▶ **The task**: Please translate this sentence from the research-funding extract below into Spanish: "The tax burden is heading towards a record high, the national debt is soaring and state spending is at 45 per cent of GDP with pressures on spending only set to grow."

▶ **Extract**:
######

Then there is the complete, undeniable nonsense, funded merely to satisfy the virtue-signalling instincts of activist bureaucrats and academics. The one focused on by The Sun, correctly, was the research by Coventry University into online dance. But there’s also over £300,000 to “develop a culture of indigenous research-based filmmaking” in India and a project to connect the “International LGBTQ community” with “arts experiences in the UK.”
This is unsustainable. The tax burden is heading towards a record high, the national debt is soaring and state spending is at 45 per cent of GDP with pressures on spending only set to grow.
The message to Labour ministers is crystal clear: politics at the most fundamental is about the exercise of choice. It’s how humans of an ideologically diverse community make decisions about how to use the limited resources they have available to them, given there will never be 100 per cent agreement on their use. While Labour ministers may support many of these projects in principle, do they really think it is the best use of money for our research budget? Or that the cash is better used to study “Gender in foreign policymaking: the academic and policy implications of feminist foreign policy” than to increase defence spending, hip operations or police patrols?
And if they fail to recognise there is a trade-off, why are they in politics in the first place?

######

▶ **Data to examine**:
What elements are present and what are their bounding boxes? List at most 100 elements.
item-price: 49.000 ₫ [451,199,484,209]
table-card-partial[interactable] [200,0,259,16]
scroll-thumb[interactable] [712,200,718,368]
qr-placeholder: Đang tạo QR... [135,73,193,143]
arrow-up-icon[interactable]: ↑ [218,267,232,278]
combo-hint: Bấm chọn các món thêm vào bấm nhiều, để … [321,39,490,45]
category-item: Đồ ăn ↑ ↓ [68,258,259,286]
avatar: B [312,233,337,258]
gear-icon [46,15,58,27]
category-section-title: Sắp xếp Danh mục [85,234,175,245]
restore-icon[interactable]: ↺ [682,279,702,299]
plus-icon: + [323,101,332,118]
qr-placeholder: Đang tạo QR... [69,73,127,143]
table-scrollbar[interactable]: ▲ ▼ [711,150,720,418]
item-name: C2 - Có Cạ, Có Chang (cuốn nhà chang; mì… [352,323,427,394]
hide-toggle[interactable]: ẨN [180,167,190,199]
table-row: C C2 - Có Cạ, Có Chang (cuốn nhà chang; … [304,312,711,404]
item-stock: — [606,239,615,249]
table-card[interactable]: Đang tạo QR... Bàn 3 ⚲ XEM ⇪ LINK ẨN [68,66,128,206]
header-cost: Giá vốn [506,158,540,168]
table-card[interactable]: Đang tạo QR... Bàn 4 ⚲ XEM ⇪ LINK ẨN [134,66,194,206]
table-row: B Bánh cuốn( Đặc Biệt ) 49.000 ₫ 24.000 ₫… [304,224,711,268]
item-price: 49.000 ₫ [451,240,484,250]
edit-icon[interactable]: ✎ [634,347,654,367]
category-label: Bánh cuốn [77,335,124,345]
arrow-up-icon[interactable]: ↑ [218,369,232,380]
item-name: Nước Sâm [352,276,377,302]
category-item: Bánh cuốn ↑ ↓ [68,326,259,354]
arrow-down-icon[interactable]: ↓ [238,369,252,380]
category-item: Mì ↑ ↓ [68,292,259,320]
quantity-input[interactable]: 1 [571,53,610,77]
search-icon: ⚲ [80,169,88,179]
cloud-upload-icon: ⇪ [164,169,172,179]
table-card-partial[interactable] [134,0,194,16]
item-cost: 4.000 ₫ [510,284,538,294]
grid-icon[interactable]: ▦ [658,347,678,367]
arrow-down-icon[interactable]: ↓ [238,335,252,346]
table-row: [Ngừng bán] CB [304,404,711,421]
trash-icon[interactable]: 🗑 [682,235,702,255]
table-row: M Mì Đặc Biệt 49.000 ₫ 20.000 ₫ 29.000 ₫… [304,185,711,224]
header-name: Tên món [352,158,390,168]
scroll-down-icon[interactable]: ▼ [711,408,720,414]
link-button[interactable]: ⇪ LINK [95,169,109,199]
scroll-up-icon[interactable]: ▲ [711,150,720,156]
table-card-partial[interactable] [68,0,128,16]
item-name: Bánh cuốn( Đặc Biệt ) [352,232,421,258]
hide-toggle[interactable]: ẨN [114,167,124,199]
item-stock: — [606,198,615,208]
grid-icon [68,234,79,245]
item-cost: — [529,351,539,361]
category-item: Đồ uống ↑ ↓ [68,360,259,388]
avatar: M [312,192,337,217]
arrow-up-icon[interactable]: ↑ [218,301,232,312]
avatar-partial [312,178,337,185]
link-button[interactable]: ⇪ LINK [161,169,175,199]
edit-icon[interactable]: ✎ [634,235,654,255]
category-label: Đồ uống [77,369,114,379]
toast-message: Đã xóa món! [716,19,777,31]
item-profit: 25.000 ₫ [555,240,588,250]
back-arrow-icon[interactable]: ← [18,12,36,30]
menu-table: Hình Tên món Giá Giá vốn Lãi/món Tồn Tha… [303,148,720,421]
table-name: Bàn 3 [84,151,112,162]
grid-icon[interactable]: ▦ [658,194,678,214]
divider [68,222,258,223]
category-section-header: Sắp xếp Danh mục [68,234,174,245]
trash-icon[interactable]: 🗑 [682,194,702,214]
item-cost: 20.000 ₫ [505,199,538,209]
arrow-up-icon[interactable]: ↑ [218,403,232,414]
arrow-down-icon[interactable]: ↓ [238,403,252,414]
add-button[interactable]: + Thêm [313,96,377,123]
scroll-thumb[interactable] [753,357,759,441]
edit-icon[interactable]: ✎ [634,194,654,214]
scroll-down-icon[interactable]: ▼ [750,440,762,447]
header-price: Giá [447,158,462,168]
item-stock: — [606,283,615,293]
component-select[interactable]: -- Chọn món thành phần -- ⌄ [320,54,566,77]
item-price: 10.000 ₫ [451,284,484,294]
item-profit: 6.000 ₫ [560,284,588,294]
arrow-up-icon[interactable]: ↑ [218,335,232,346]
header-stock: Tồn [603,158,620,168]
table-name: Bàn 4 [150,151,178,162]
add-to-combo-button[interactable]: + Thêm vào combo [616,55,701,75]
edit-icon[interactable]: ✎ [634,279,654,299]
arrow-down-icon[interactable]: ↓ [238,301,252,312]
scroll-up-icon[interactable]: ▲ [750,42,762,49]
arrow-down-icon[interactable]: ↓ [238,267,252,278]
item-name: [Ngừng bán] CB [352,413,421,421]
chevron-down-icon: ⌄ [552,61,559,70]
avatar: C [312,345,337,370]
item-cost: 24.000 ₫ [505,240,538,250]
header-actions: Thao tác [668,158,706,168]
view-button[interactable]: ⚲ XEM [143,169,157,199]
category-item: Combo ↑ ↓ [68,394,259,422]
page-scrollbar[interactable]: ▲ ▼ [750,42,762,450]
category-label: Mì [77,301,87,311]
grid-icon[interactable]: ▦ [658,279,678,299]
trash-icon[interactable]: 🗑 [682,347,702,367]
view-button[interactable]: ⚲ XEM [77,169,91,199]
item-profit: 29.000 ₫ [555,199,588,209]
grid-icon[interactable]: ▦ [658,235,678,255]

######

▶ **Result**: La carga fiscal se encamina hacia un máximo histórico, la deuda nacional se dispara y el gasto público se sitúa en el 45 por ciento del PIB, con unas presiones sobre el gasto que no harán más que aumentar.